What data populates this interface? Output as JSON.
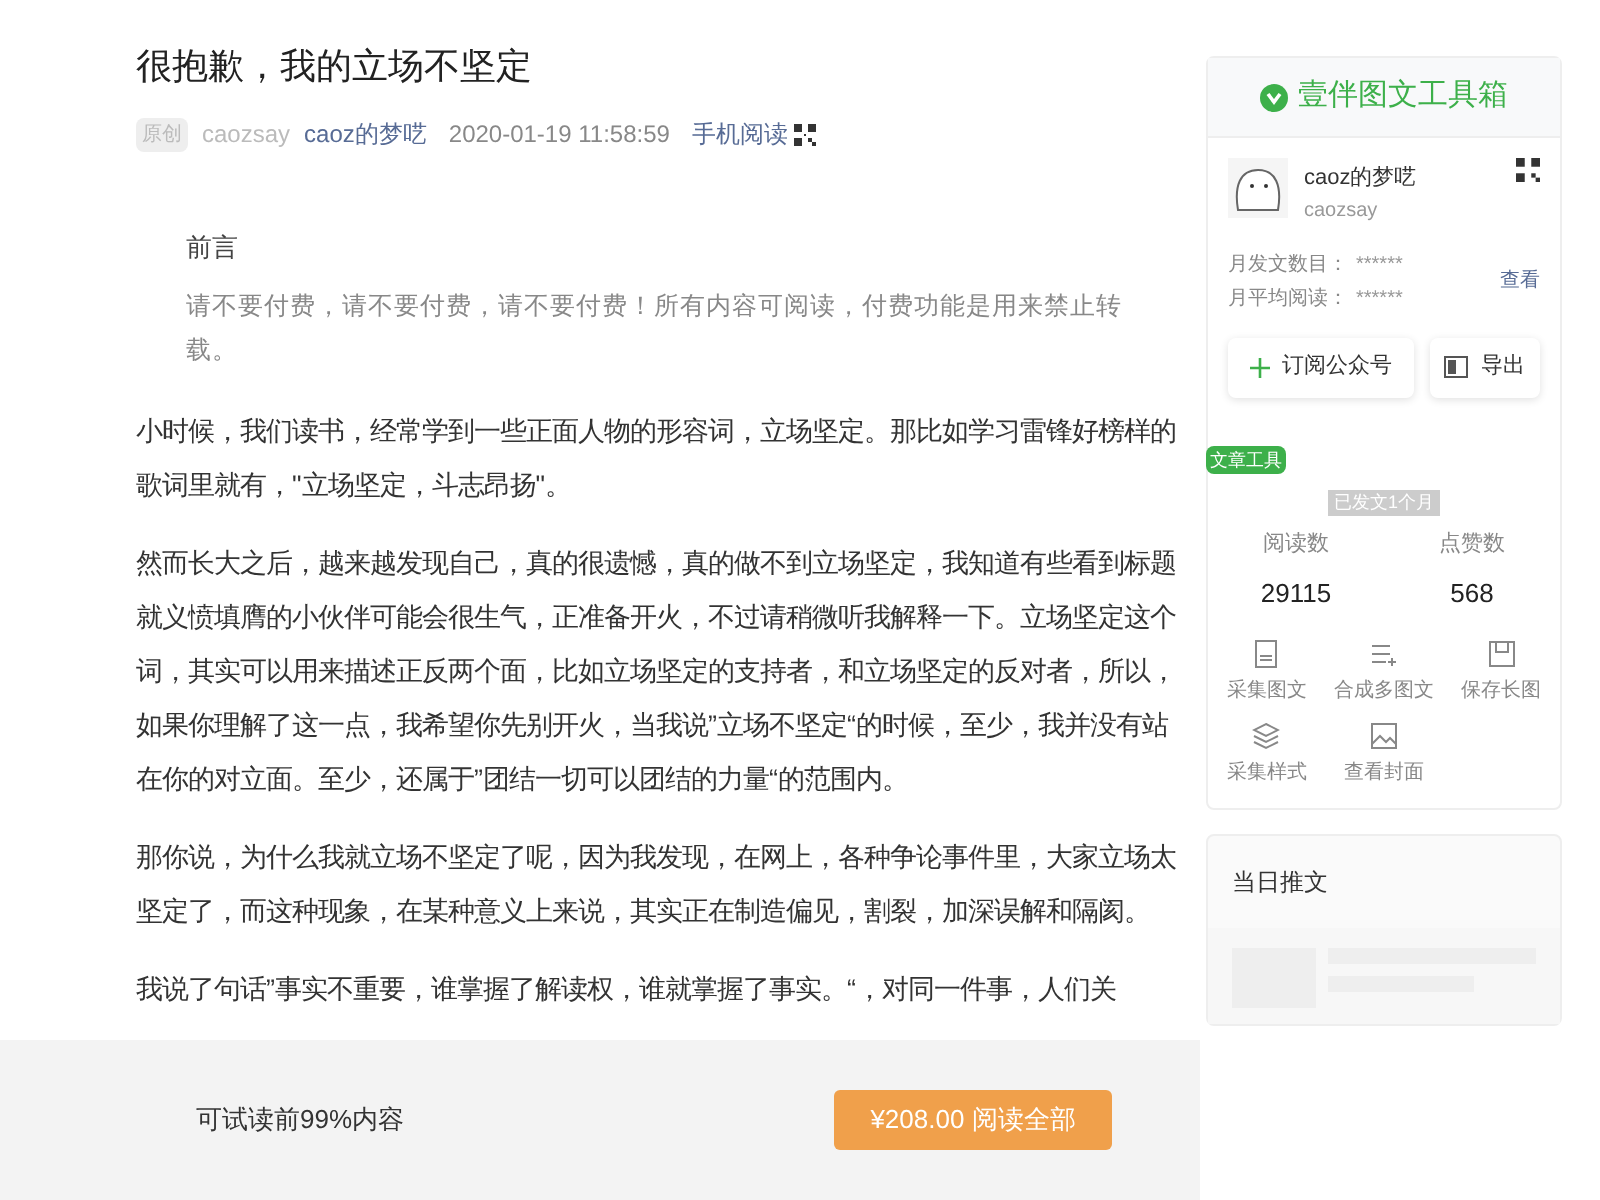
{
  "article": {
    "title": "很抱歉，我的立场不坚定",
    "meta": {
      "badge": "原创",
      "author_id": "caozsay",
      "account": "caoz的梦呓",
      "datetime": "2020-01-19 11:58:59",
      "mobile_link": "手机阅读"
    },
    "preface": {
      "heading": "前言",
      "text": "请不要付费，请不要付费，请不要付费！所有内容可阅读，付费功能是用来禁止转载。"
    },
    "paragraphs": [
      "小时候，我们读书，经常学到一些正面人物的形容词，立场坚定。那比如学习雷锋好榜样的歌词里就有，\"立场坚定，斗志昂扬\"。",
      "然而长大之后，越来越发现自己，真的很遗憾，真的做不到立场坚定，我知道有些看到标题就义愤填膺的小伙伴可能会很生气，正准备开火，不过请稍微听我解释一下。立场坚定这个词，其实可以用来描述正反两个面，比如立场坚定的支持者，和立场坚定的反对者，所以，如果你理解了这一点，我希望你先别开火，当我说”立场不坚定“的时候，至少，我并没有站在你的对立面。至少，还属于”团结一切可以团结的力量“的范围内。",
      "那你说，为什么我就立场不坚定了呢，因为我发现，在网上，各种争论事件里，大家立场太坚定了，而这种现象，在某种意义上来说，其实正在制造偏见，割裂，加深误解和隔阂。",
      "我说了句话”事实不重要，谁掌握了解读权，谁就掌握了事实。“，对同一件事，人们关"
    ]
  },
  "paywall": {
    "note": "可试读前99%内容",
    "button": "¥208.00 阅读全部"
  },
  "sidebar": {
    "title": "壹伴图文工具箱",
    "profile": {
      "name": "caoz的梦呓",
      "id": "caozsay"
    },
    "stats": [
      {
        "label": "月发文数目：",
        "value": "******"
      },
      {
        "label": "月平均阅读：",
        "value": "******"
      }
    ],
    "view_link": "查看",
    "buttons": [
      {
        "kind": "add",
        "label": "订阅公众号"
      },
      {
        "kind": "export",
        "label": "导出"
      }
    ],
    "tools_tag": "文章工具",
    "age_badge": "已发文1个月",
    "metrics": [
      {
        "label": "阅读数",
        "value": "29115"
      },
      {
        "label": "点赞数",
        "value": "568"
      }
    ],
    "tools": [
      {
        "kind": "doc",
        "label": "采集图文"
      },
      {
        "kind": "list",
        "label": "合成多图文"
      },
      {
        "kind": "save",
        "label": "保存长图"
      },
      {
        "kind": "layers",
        "label": "采集样式"
      },
      {
        "kind": "image",
        "label": "查看封面"
      }
    ],
    "daily_title": "当日推文"
  }
}
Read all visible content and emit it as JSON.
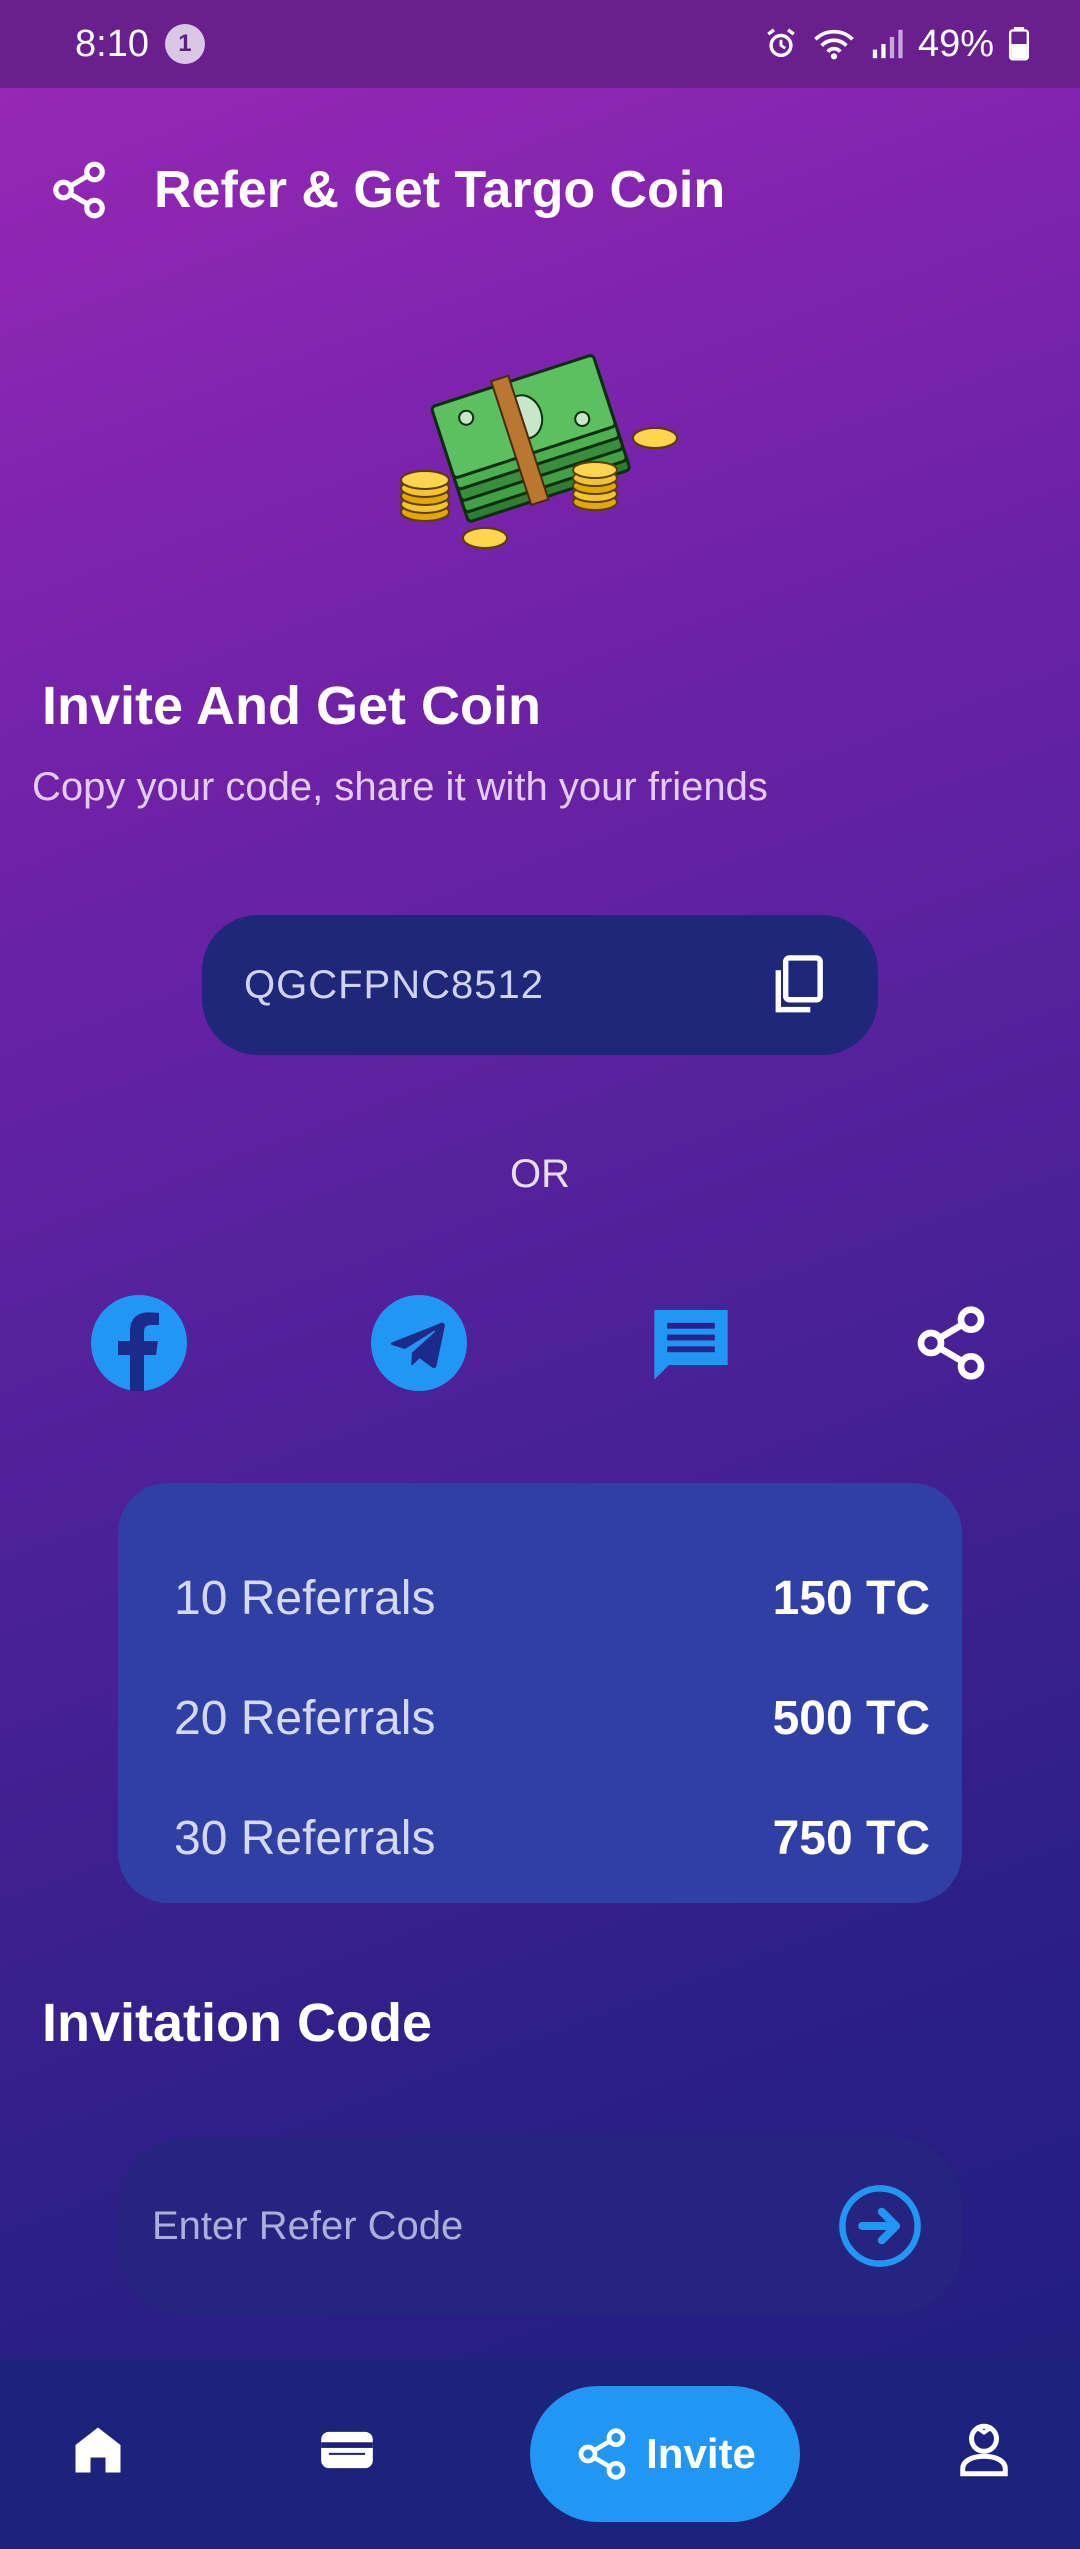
{
  "status_bar": {
    "time": "8:10",
    "notification_count": "1",
    "battery": "49%"
  },
  "header": {
    "title": "Refer & Get Targo Coin",
    "icon": "share-icon"
  },
  "invite": {
    "title": "Invite And Get Coin",
    "subtitle": "Copy your code, share it with your friends",
    "code": "QGCFPNC8512",
    "or_label": "OR"
  },
  "social": [
    {
      "name": "facebook",
      "icon": "facebook-icon",
      "color": "#2196f3"
    },
    {
      "name": "telegram",
      "icon": "telegram-icon",
      "color": "#2196f3"
    },
    {
      "name": "message",
      "icon": "message-icon",
      "color": "#2196f3"
    },
    {
      "name": "share",
      "icon": "share-icon",
      "color": "#ffffff"
    }
  ],
  "rewards": [
    {
      "label": "10 Referrals",
      "value": "150 TC"
    },
    {
      "label": "20 Referrals",
      "value": "500 TC"
    },
    {
      "label": "30 Referrals",
      "value": "750 TC"
    }
  ],
  "invitation": {
    "title": "Invitation Code",
    "placeholder": "Enter Refer Code"
  },
  "bottom_nav": {
    "items": [
      {
        "name": "home",
        "icon": "home-icon"
      },
      {
        "name": "wallet",
        "icon": "wallet-icon"
      },
      {
        "name": "invite",
        "icon": "share-icon",
        "label": "Invite",
        "active": true
      },
      {
        "name": "profile",
        "icon": "profile-icon"
      }
    ]
  },
  "colors": {
    "accent": "#2196f3",
    "code_box": "#1e2779",
    "rewards_card": "#2f3fa3",
    "nav_bar": "#1d237a"
  }
}
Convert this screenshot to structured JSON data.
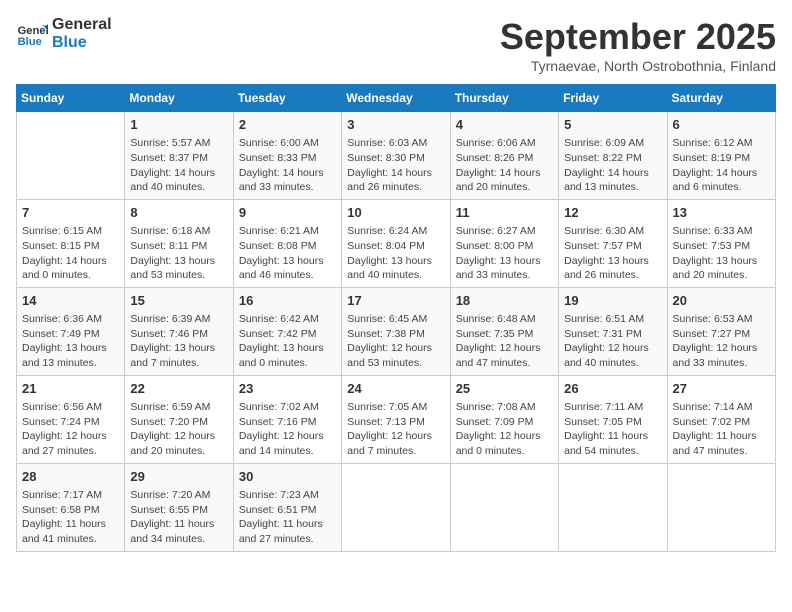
{
  "header": {
    "logo_line1": "General",
    "logo_line2": "Blue",
    "month_title": "September 2025",
    "subtitle": "Tyrnaevae, North Ostrobothnia, Finland"
  },
  "weekdays": [
    "Sunday",
    "Monday",
    "Tuesday",
    "Wednesday",
    "Thursday",
    "Friday",
    "Saturday"
  ],
  "weeks": [
    [
      {
        "day": "",
        "data": ""
      },
      {
        "day": "1",
        "data": "Sunrise: 5:57 AM\nSunset: 8:37 PM\nDaylight: 14 hours\nand 40 minutes."
      },
      {
        "day": "2",
        "data": "Sunrise: 6:00 AM\nSunset: 8:33 PM\nDaylight: 14 hours\nand 33 minutes."
      },
      {
        "day": "3",
        "data": "Sunrise: 6:03 AM\nSunset: 8:30 PM\nDaylight: 14 hours\nand 26 minutes."
      },
      {
        "day": "4",
        "data": "Sunrise: 6:06 AM\nSunset: 8:26 PM\nDaylight: 14 hours\nand 20 minutes."
      },
      {
        "day": "5",
        "data": "Sunrise: 6:09 AM\nSunset: 8:22 PM\nDaylight: 14 hours\nand 13 minutes."
      },
      {
        "day": "6",
        "data": "Sunrise: 6:12 AM\nSunset: 8:19 PM\nDaylight: 14 hours\nand 6 minutes."
      }
    ],
    [
      {
        "day": "7",
        "data": "Sunrise: 6:15 AM\nSunset: 8:15 PM\nDaylight: 14 hours\nand 0 minutes."
      },
      {
        "day": "8",
        "data": "Sunrise: 6:18 AM\nSunset: 8:11 PM\nDaylight: 13 hours\nand 53 minutes."
      },
      {
        "day": "9",
        "data": "Sunrise: 6:21 AM\nSunset: 8:08 PM\nDaylight: 13 hours\nand 46 minutes."
      },
      {
        "day": "10",
        "data": "Sunrise: 6:24 AM\nSunset: 8:04 PM\nDaylight: 13 hours\nand 40 minutes."
      },
      {
        "day": "11",
        "data": "Sunrise: 6:27 AM\nSunset: 8:00 PM\nDaylight: 13 hours\nand 33 minutes."
      },
      {
        "day": "12",
        "data": "Sunrise: 6:30 AM\nSunset: 7:57 PM\nDaylight: 13 hours\nand 26 minutes."
      },
      {
        "day": "13",
        "data": "Sunrise: 6:33 AM\nSunset: 7:53 PM\nDaylight: 13 hours\nand 20 minutes."
      }
    ],
    [
      {
        "day": "14",
        "data": "Sunrise: 6:36 AM\nSunset: 7:49 PM\nDaylight: 13 hours\nand 13 minutes."
      },
      {
        "day": "15",
        "data": "Sunrise: 6:39 AM\nSunset: 7:46 PM\nDaylight: 13 hours\nand 7 minutes."
      },
      {
        "day": "16",
        "data": "Sunrise: 6:42 AM\nSunset: 7:42 PM\nDaylight: 13 hours\nand 0 minutes."
      },
      {
        "day": "17",
        "data": "Sunrise: 6:45 AM\nSunset: 7:38 PM\nDaylight: 12 hours\nand 53 minutes."
      },
      {
        "day": "18",
        "data": "Sunrise: 6:48 AM\nSunset: 7:35 PM\nDaylight: 12 hours\nand 47 minutes."
      },
      {
        "day": "19",
        "data": "Sunrise: 6:51 AM\nSunset: 7:31 PM\nDaylight: 12 hours\nand 40 minutes."
      },
      {
        "day": "20",
        "data": "Sunrise: 6:53 AM\nSunset: 7:27 PM\nDaylight: 12 hours\nand 33 minutes."
      }
    ],
    [
      {
        "day": "21",
        "data": "Sunrise: 6:56 AM\nSunset: 7:24 PM\nDaylight: 12 hours\nand 27 minutes."
      },
      {
        "day": "22",
        "data": "Sunrise: 6:59 AM\nSunset: 7:20 PM\nDaylight: 12 hours\nand 20 minutes."
      },
      {
        "day": "23",
        "data": "Sunrise: 7:02 AM\nSunset: 7:16 PM\nDaylight: 12 hours\nand 14 minutes."
      },
      {
        "day": "24",
        "data": "Sunrise: 7:05 AM\nSunset: 7:13 PM\nDaylight: 12 hours\nand 7 minutes."
      },
      {
        "day": "25",
        "data": "Sunrise: 7:08 AM\nSunset: 7:09 PM\nDaylight: 12 hours\nand 0 minutes."
      },
      {
        "day": "26",
        "data": "Sunrise: 7:11 AM\nSunset: 7:05 PM\nDaylight: 11 hours\nand 54 minutes."
      },
      {
        "day": "27",
        "data": "Sunrise: 7:14 AM\nSunset: 7:02 PM\nDaylight: 11 hours\nand 47 minutes."
      }
    ],
    [
      {
        "day": "28",
        "data": "Sunrise: 7:17 AM\nSunset: 6:58 PM\nDaylight: 11 hours\nand 41 minutes."
      },
      {
        "day": "29",
        "data": "Sunrise: 7:20 AM\nSunset: 6:55 PM\nDaylight: 11 hours\nand 34 minutes."
      },
      {
        "day": "30",
        "data": "Sunrise: 7:23 AM\nSunset: 6:51 PM\nDaylight: 11 hours\nand 27 minutes."
      },
      {
        "day": "",
        "data": ""
      },
      {
        "day": "",
        "data": ""
      },
      {
        "day": "",
        "data": ""
      },
      {
        "day": "",
        "data": ""
      }
    ]
  ]
}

══════════

Look through the entries above and report each line where the string "profile" occurs.

    "profile": {
        "name": "profile",
        "icon": "profile-icon"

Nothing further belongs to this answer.